begin Task material

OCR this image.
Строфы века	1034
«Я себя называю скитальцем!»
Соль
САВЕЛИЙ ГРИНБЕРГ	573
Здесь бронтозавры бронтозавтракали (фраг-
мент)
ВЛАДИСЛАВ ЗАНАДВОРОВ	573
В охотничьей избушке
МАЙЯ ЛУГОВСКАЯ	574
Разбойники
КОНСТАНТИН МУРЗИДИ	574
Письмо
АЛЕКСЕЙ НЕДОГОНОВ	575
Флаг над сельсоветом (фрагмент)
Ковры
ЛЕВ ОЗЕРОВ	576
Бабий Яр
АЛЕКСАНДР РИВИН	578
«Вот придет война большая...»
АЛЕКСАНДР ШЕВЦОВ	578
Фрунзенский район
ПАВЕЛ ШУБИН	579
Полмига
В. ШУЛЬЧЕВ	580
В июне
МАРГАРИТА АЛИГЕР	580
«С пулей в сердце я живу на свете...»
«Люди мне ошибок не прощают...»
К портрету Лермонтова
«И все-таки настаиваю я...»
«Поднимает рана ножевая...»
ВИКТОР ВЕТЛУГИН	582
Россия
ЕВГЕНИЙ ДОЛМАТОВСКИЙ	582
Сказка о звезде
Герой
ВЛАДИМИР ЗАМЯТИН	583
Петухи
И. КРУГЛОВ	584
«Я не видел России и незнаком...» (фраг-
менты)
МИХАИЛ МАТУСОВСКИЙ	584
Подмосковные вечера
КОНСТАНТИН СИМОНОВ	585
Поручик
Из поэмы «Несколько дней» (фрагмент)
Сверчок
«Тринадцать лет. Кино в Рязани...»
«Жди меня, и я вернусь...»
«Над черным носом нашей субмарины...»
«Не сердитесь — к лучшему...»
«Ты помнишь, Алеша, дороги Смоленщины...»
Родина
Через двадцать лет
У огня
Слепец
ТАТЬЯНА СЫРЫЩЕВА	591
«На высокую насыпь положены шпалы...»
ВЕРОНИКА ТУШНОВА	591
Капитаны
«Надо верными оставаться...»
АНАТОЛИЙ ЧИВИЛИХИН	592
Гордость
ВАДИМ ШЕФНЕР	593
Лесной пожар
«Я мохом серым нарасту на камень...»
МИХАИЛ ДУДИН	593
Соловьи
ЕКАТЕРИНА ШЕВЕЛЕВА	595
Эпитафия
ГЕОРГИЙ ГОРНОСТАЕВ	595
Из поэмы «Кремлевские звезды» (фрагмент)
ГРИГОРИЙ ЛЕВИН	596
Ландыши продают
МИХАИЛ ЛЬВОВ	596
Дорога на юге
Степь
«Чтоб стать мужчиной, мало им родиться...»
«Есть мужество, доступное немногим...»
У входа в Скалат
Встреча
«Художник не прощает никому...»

end Task material

§ **Goal**: Lines that include the word "КОНСТАНТИН" — how many are there in the data? Answer with the number alone.

§ **Answer to the problem**: 2